DIRECTIVE: Locate the string "First" throughout the material and copy every line in which it occurs.

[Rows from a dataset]
════════════════════

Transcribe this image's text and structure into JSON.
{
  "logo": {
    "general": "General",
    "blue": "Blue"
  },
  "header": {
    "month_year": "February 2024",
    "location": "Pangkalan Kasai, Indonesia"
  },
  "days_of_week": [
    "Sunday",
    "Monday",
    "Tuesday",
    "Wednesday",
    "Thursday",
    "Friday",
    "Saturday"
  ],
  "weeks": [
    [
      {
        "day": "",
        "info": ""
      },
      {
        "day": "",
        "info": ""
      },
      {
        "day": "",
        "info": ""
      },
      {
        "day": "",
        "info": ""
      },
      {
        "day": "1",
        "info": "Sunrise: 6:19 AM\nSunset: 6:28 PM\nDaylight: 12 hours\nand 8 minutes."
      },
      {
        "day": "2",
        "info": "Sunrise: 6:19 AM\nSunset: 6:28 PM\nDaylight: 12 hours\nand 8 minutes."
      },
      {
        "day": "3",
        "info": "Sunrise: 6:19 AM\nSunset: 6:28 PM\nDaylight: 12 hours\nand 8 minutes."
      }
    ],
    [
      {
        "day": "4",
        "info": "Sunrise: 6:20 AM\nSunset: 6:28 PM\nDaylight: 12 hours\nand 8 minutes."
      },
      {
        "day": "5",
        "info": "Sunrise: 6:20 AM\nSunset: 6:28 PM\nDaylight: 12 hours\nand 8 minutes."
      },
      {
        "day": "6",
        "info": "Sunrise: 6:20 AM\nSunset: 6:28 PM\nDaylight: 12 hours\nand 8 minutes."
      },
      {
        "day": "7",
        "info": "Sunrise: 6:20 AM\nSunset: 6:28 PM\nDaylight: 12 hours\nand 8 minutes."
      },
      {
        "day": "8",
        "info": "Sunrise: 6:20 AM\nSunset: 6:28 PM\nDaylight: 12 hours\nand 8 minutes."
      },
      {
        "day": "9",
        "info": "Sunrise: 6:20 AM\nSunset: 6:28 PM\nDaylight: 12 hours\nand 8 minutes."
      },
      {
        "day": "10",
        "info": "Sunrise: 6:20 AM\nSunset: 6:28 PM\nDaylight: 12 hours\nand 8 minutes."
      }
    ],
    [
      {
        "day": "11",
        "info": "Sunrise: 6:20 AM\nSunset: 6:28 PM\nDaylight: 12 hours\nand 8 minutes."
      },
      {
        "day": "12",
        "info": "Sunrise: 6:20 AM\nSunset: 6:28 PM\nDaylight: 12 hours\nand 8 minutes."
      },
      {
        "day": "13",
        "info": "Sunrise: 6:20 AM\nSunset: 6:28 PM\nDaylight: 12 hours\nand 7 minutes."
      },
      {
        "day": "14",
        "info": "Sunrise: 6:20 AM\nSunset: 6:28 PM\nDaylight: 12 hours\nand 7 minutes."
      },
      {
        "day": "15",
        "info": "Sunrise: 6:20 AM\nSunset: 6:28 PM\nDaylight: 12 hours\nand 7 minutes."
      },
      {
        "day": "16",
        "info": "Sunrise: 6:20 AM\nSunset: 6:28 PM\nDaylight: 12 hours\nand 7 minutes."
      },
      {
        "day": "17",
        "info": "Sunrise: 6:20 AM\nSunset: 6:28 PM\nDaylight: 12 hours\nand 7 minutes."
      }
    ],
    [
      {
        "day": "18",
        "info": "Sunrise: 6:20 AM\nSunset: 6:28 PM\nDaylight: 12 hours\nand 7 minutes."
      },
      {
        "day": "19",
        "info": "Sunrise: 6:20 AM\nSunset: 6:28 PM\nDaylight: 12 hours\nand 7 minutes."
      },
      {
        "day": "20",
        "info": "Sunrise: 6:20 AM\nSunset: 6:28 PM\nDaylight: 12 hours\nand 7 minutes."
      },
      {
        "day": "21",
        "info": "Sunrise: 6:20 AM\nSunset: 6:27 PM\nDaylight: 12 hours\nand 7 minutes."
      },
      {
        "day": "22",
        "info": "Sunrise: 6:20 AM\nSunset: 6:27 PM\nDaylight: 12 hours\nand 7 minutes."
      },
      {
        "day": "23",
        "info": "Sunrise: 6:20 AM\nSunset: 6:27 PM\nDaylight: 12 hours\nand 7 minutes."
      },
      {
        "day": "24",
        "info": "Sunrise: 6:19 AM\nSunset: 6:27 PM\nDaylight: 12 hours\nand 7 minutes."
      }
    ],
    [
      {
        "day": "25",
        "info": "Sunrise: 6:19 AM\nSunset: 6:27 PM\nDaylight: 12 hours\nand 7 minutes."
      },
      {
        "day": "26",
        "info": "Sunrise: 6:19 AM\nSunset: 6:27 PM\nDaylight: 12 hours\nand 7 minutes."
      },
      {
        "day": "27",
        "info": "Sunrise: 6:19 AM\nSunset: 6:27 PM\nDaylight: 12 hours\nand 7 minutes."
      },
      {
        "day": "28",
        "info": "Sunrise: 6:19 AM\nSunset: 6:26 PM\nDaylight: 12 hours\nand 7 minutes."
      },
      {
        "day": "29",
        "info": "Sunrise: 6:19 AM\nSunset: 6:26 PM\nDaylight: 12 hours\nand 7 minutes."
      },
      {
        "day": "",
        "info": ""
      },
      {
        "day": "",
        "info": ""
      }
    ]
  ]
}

════════════════════

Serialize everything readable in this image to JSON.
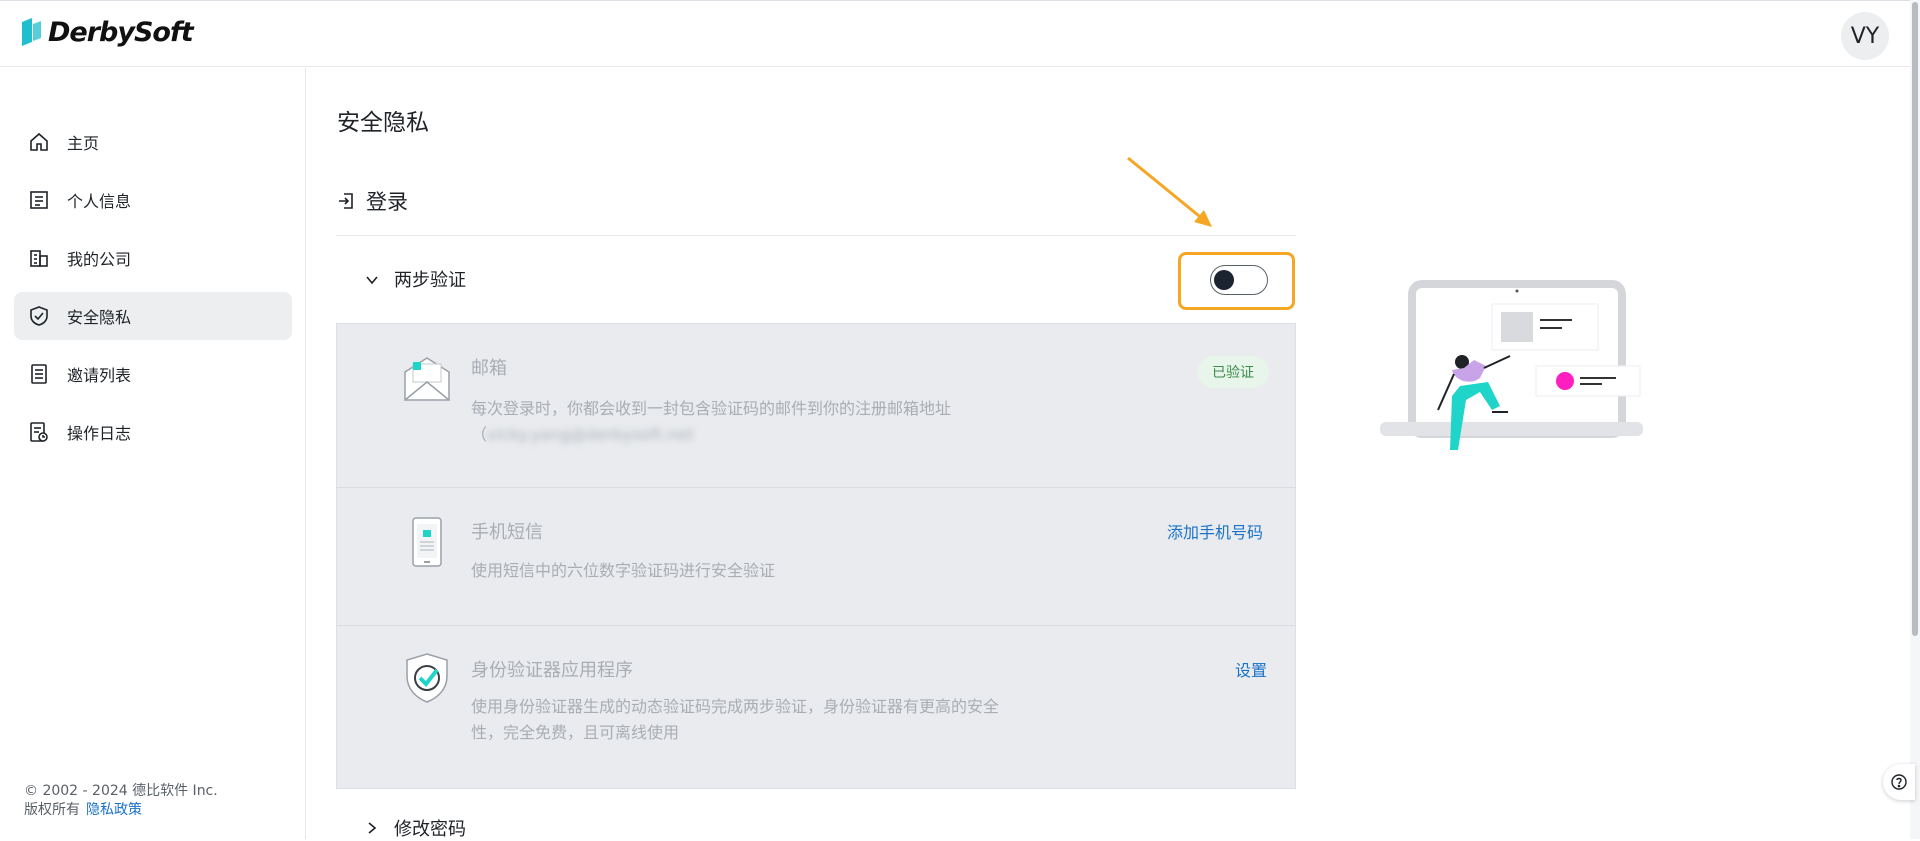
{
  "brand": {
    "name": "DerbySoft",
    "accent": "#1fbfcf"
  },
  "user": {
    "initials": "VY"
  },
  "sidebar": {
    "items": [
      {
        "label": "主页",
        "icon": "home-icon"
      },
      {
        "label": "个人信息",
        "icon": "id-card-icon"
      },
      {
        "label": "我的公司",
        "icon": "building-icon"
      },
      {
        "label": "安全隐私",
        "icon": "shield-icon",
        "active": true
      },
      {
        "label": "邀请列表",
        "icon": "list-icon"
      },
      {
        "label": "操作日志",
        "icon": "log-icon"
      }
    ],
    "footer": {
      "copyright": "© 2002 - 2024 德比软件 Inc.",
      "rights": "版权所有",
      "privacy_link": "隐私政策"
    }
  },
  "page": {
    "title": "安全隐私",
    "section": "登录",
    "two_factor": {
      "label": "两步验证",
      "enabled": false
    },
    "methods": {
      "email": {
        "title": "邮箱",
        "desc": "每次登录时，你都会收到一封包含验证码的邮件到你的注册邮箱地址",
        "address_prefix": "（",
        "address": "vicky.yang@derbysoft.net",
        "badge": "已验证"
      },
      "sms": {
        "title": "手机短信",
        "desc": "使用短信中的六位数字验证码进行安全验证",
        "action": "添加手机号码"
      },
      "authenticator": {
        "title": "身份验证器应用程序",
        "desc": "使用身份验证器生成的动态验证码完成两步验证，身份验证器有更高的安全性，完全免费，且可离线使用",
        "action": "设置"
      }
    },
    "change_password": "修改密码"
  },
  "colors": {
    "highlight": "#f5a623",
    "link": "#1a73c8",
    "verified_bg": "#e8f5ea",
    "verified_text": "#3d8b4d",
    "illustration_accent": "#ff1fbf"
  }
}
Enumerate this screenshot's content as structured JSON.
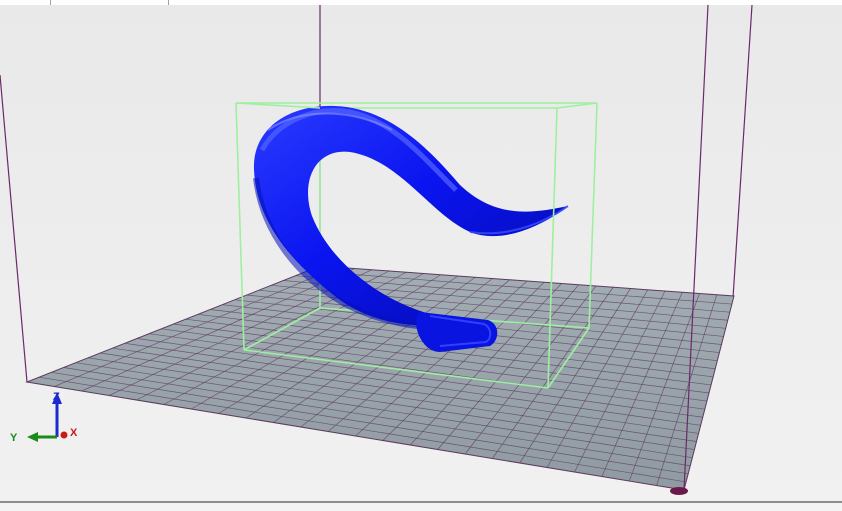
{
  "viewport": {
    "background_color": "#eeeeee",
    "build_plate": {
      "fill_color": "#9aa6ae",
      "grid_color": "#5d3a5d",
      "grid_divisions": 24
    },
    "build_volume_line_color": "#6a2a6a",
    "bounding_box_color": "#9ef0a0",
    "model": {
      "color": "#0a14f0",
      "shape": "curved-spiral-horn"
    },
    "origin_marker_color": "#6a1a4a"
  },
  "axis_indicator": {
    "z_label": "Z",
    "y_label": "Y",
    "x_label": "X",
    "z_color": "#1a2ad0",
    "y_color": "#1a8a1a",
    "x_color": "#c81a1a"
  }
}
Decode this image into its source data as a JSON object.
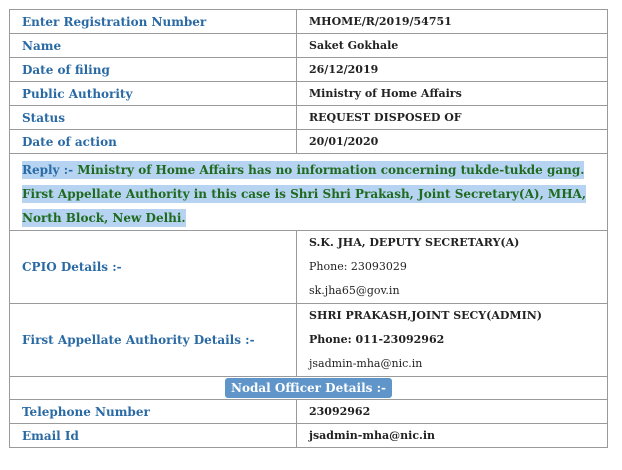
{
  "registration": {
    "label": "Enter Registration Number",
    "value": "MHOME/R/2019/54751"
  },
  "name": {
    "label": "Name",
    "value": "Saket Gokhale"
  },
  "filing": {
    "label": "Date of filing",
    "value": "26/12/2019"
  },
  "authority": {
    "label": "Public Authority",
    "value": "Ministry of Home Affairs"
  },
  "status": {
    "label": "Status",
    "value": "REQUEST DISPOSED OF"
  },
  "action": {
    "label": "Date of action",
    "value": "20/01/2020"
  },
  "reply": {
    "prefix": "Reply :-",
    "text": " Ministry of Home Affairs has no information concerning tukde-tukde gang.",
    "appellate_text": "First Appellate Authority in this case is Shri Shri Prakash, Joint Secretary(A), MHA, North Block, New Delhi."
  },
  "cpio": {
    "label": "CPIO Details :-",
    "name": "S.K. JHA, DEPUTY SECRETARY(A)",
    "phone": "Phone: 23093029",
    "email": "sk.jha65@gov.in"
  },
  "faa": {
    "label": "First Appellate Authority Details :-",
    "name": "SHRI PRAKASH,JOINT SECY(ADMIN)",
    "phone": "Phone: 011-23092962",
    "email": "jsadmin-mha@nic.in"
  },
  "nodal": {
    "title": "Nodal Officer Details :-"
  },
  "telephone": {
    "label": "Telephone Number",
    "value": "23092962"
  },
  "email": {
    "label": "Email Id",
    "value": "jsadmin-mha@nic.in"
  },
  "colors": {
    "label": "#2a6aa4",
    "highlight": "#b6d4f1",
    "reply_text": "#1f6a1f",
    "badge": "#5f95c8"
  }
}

════════════════════

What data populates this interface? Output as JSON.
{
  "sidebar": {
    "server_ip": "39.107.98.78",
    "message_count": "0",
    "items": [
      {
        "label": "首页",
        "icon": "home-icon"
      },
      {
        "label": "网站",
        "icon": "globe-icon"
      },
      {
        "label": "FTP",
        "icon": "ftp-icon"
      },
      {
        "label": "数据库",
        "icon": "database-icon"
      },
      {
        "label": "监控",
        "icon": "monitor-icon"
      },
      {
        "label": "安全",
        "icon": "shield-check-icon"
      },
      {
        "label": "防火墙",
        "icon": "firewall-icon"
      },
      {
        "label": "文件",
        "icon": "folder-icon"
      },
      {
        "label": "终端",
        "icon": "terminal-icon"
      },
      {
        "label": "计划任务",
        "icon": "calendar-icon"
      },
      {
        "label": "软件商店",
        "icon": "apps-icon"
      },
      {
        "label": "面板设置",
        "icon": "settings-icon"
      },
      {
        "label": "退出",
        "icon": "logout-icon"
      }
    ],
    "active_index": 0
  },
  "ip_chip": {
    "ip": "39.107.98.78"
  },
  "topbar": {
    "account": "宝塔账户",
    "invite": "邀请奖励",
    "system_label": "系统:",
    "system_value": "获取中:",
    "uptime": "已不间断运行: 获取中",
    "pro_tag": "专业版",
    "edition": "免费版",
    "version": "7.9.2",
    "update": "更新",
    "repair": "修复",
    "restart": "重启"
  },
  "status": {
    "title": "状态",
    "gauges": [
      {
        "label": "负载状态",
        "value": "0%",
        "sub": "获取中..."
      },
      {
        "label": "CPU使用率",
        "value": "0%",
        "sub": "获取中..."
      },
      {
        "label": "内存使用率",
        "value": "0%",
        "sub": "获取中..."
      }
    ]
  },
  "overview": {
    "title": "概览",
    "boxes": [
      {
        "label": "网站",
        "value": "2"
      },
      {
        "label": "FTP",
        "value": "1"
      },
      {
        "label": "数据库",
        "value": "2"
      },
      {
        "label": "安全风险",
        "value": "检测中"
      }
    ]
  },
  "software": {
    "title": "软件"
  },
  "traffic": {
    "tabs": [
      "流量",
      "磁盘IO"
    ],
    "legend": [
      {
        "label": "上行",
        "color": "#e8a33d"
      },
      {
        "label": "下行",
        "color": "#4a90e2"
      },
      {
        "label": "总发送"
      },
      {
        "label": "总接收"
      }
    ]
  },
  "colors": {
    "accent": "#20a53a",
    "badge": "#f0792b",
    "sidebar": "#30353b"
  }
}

════════════════════

CORRECT OUTPUT:
    "appellate_text": "First Appellate Authority in this case is Shri Shri Prakash, Joint Secretary(A), MHA, North Block, New Delhi."
    "label": "First Appellate Authority Details :-",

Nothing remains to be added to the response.